• Objective
Return all lines in the material below that contain "airplanes".

Dataset entries:
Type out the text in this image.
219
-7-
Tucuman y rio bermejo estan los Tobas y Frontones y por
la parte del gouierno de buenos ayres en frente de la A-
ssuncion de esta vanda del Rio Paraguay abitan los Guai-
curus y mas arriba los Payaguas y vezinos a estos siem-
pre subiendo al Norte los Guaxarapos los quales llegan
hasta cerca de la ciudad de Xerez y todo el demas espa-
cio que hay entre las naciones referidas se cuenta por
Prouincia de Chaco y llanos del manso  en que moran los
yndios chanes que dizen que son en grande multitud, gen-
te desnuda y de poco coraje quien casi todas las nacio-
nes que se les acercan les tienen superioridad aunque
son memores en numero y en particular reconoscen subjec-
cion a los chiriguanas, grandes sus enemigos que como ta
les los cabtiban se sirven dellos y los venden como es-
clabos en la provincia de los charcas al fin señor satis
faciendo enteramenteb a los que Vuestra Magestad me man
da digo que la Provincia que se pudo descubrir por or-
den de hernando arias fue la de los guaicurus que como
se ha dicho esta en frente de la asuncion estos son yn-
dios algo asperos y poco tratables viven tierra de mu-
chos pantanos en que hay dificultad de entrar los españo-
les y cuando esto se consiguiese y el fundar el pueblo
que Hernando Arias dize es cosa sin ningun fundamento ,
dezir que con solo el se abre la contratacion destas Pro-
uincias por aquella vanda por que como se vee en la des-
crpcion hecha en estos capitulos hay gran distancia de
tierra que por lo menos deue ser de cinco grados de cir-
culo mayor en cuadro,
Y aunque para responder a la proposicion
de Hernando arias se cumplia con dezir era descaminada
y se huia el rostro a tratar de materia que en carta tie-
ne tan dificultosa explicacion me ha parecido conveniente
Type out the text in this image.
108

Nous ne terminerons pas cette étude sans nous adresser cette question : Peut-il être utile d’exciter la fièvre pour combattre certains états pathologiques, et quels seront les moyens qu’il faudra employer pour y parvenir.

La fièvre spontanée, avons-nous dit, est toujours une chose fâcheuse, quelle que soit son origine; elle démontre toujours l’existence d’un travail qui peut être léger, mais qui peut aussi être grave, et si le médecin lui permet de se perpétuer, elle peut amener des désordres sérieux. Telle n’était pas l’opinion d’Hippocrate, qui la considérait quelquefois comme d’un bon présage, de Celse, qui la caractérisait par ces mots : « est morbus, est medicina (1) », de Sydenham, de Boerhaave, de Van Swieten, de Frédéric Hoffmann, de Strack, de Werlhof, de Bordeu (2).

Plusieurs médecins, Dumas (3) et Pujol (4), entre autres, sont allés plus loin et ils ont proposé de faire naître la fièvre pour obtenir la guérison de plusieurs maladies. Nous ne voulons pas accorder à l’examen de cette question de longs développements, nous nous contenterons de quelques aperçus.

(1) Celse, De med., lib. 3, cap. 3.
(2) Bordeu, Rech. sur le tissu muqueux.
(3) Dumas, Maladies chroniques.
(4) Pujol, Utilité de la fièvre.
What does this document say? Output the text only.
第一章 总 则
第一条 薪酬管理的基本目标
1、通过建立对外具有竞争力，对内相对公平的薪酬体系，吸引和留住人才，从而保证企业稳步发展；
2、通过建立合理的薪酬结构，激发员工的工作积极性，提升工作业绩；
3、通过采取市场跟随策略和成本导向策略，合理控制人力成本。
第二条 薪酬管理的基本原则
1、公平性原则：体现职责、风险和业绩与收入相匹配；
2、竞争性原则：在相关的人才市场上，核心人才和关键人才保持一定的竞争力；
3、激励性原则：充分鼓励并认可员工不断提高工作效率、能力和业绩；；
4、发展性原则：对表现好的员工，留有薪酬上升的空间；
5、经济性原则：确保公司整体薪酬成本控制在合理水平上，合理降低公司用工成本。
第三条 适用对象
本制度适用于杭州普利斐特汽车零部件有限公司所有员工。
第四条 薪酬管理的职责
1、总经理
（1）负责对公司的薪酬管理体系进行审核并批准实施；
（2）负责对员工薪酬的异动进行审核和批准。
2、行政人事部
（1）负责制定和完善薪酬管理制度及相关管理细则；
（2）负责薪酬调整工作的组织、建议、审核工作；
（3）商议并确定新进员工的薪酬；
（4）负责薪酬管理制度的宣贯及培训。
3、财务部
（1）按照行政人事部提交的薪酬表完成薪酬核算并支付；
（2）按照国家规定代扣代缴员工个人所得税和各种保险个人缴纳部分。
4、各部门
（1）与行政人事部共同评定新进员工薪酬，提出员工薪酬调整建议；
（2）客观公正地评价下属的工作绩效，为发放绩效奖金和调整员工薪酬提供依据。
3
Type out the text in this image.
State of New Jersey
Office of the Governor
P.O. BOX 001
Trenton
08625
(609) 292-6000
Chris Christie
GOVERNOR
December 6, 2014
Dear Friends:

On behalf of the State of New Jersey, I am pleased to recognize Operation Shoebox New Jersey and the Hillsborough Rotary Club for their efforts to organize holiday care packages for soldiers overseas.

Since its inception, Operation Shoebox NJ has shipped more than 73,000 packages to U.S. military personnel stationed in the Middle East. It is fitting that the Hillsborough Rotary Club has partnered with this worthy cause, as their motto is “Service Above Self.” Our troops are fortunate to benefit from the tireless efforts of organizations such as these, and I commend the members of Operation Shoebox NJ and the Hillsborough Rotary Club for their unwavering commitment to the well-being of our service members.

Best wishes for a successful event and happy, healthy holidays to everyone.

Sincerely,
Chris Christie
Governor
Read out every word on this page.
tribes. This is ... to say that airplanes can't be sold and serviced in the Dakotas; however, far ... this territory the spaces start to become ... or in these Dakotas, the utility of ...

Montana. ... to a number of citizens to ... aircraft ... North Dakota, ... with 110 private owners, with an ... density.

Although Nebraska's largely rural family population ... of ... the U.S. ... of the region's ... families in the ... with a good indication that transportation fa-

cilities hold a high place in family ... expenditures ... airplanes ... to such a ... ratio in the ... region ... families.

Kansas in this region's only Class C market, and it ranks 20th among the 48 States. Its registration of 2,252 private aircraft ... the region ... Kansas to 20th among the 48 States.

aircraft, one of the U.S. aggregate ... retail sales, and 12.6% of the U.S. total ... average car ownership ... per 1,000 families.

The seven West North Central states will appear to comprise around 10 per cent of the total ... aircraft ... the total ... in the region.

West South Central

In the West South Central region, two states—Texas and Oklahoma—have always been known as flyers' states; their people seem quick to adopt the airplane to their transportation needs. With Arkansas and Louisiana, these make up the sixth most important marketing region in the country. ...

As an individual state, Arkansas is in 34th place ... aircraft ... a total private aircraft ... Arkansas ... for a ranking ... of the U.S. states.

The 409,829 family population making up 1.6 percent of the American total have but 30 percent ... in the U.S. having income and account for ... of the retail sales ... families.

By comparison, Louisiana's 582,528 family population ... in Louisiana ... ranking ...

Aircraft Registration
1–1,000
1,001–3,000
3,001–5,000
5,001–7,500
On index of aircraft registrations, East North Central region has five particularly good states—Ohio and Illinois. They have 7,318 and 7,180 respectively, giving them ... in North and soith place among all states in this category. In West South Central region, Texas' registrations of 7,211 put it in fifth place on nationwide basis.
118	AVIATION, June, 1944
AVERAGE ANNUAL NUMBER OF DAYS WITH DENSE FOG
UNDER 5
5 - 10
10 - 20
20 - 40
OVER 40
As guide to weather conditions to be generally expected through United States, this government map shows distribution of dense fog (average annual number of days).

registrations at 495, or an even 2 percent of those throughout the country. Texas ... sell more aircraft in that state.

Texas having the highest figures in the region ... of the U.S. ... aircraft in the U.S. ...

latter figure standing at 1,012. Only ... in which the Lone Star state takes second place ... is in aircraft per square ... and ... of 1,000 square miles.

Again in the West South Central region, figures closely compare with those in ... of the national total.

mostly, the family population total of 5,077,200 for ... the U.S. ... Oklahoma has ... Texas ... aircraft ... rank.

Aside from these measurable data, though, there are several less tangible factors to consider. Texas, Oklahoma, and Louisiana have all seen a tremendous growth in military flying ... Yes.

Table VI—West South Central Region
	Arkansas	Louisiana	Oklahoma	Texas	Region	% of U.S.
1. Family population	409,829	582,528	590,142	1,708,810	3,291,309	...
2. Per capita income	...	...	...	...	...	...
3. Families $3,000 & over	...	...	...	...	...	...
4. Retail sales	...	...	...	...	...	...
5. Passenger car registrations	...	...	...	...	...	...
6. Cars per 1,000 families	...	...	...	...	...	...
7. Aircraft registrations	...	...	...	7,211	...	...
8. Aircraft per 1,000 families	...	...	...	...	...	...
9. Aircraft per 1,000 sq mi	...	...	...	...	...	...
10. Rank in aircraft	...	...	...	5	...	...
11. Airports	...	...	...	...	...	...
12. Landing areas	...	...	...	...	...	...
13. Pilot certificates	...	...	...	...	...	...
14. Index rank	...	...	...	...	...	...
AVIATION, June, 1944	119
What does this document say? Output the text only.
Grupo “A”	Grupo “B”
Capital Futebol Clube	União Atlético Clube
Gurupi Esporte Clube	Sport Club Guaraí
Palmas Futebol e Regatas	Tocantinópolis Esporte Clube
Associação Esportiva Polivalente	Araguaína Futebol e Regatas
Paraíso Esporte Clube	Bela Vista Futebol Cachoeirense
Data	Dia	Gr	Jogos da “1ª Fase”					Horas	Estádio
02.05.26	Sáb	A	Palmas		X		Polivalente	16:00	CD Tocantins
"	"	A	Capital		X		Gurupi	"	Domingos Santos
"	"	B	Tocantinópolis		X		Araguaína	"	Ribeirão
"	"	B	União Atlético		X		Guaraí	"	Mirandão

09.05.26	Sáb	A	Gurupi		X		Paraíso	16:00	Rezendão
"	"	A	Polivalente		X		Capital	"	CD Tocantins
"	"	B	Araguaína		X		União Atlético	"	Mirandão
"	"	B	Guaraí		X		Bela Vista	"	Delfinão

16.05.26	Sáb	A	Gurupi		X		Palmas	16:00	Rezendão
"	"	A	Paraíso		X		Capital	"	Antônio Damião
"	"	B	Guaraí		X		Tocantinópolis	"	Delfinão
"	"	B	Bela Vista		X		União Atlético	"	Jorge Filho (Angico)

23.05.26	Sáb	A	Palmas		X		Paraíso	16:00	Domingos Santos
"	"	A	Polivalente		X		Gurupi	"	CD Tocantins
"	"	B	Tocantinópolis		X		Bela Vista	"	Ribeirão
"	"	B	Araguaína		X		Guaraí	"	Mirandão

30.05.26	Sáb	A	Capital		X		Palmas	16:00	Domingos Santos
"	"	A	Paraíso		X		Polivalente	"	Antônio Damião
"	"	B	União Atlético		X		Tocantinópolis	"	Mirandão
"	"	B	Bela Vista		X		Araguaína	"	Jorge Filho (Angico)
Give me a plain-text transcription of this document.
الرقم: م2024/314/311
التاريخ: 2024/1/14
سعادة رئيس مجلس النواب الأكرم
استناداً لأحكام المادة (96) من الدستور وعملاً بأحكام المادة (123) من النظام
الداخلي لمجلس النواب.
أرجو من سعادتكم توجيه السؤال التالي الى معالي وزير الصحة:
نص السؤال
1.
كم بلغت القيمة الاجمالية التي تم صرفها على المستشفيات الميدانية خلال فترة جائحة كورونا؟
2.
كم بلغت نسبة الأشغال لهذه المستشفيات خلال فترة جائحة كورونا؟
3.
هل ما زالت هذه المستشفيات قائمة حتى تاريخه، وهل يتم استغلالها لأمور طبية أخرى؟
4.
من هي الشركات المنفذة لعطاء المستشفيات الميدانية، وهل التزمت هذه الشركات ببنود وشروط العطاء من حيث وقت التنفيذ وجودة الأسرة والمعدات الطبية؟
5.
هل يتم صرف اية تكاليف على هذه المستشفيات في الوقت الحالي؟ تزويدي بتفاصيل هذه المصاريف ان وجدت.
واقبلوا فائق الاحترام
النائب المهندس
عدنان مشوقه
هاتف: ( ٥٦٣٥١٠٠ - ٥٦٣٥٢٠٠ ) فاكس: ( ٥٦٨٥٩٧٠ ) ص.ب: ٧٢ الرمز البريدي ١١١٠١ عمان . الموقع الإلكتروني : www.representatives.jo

• The solution
tribes. This is ... to say that airplanes can't be sold and serviced in the Dakotas; however, far ... this territory the spaces start to become ... or in these Dakotas, the utility of ...
cilities hold a high place in family ... expenditures ... airplanes ... to such a ... ratio in the ... region ... families.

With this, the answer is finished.